DATA FOR THE TASK:
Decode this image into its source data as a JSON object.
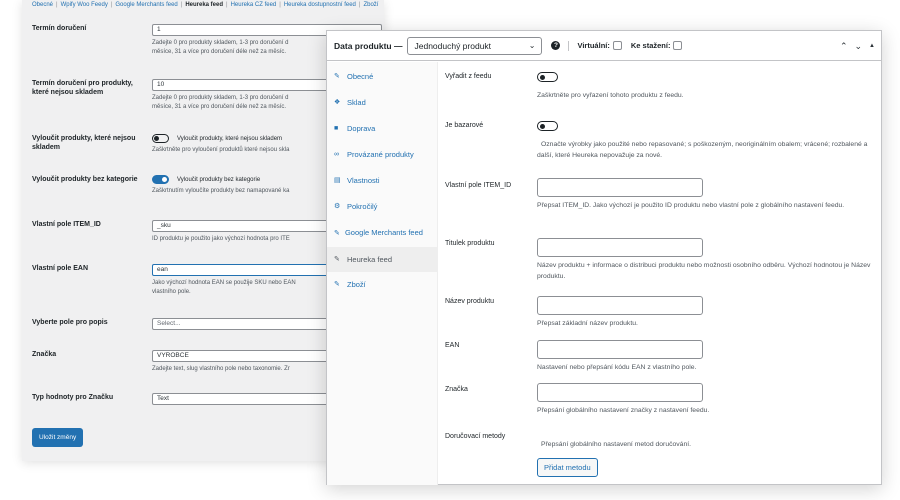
{
  "settings": {
    "subnav": [
      "Obecné",
      "Wpify Woo Feedy",
      "Google Merchants feed",
      "Heureka feed",
      "Heureka CZ feed",
      "Heureka dostupnostní feed",
      "Zboží"
    ],
    "subnav_current_index": 3,
    "delivery_label": "Termín doručení",
    "delivery_value": "1",
    "delivery_desc_1": "Zadejte 0 pro produkty skladem, 1-3 pro doručení d",
    "delivery_desc_2": "měsíce, 31 a více pro doručení déle než za měsíc.",
    "delivery_oos_label": "Termín doručení pro produkty, které nejsou skladem",
    "delivery_oos_value": "10",
    "delivery_oos_desc_1": "Zadejte 0 pro produkty skladem, 1-3 pro doručení d",
    "delivery_oos_desc_2": "měsíce, 31 a více pro doručení déle než za měsíc.",
    "exclude_oos_label": "Vyloučit produkty, které nejsou skladem",
    "exclude_oos_toggle": "Vyloučit produkty, které nejsou skladem",
    "exclude_oos_desc": "Zaškrtněte pro vyloučení produktů které nejsou skla",
    "exclude_nocat_label": "Vyloučit produkty bez kategorie",
    "exclude_nocat_toggle": "Vyloučit produkty bez kategorie",
    "exclude_nocat_desc": "Zaškrtnutím vyloučíte produkty bez namapované ka",
    "itemid_label": "Vlastní pole ITEM_ID",
    "itemid_value": "_sku",
    "itemid_desc": "ID produktu je použito jako výchozí hodnota pro ITE",
    "ean_label": "Vlastní pole EAN",
    "ean_value": "ean",
    "ean_desc_1": "Jako výchozí hodnota EAN se použije SKU nebo EAN",
    "ean_desc_2": "vlastního pole.",
    "desc_field_label": "Vyberte pole pro popis",
    "desc_field_placeholder": "Select...",
    "brand_label": "Značka",
    "brand_value": "VYROBCE",
    "brand_desc": "Zadejte text, slug vlastního pole nebo taxonomie. Zr",
    "brand_type_label": "Typ hodnoty pro Značku",
    "brand_type_value": "Text",
    "save_label": "Uložit změny"
  },
  "product": {
    "title": "Data produktu —",
    "type": "Jednoduchý produkt",
    "virtual_label": "Virtuální:",
    "download_label": "Ke stažení:",
    "tabs": [
      {
        "label": "Obecné",
        "icon": "wrench-icon"
      },
      {
        "label": "Sklad",
        "icon": "tag-icon"
      },
      {
        "label": "Doprava",
        "icon": "truck-icon"
      },
      {
        "label": "Provázané produkty",
        "icon": "link-icon"
      },
      {
        "label": "Vlastnosti",
        "icon": "list-icon"
      },
      {
        "label": "Pokročilý",
        "icon": "gear-icon"
      },
      {
        "label": "Google Merchants feed",
        "icon": "wrench-icon"
      },
      {
        "label": "Heureka feed",
        "icon": "wrench-icon"
      },
      {
        "label": "Zboží",
        "icon": "wrench-icon"
      }
    ],
    "active_tab_index": 7,
    "fields": {
      "exclude_label": "Vyřadit z feedu",
      "exclude_desc": "Zaškrtněte pro vyřazení tohoto produktu z feedu.",
      "bazaar_label": "Je bazarové",
      "bazaar_desc": "Označte výrobky jako použité nebo repasované; s poškozeným, neoriginálním obalem; vrácené; rozbalené a další, které Heureka nepovažuje za nové.",
      "itemid_label": "Vlastní pole ITEM_ID",
      "itemid_desc": "Přepsat ITEM_ID. Jako výchozí je použito ID produktu nebo vlastní pole z globálního nastavení feedu.",
      "title_label": "Titulek produktu",
      "title_desc": "Název produktu + informace o distribuci produktu nebo možnosti osobního odběru. Výchozí hodnotou je Název produktu.",
      "name_label": "Název produktu",
      "name_desc": "Přepsat základní název produktu.",
      "ean_label": "EAN",
      "ean_desc": "Nastavení nebo přepsání kódu EAN z vlastního pole.",
      "brand_label": "Značka",
      "brand_desc": "Přepsání globálního nastavení značky z nastavení feedu.",
      "delivery_label": "Doručovací metody",
      "delivery_desc": "Přepsání globálního nastavení metod doručování.",
      "add_method_label": "Přidat metodu"
    }
  }
}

WHAT TO WORK ON:
Exactly how many lines in the data above contain the word "feedu"? Respond with the number and nothing more.

WRITTEN SOLUTION:
4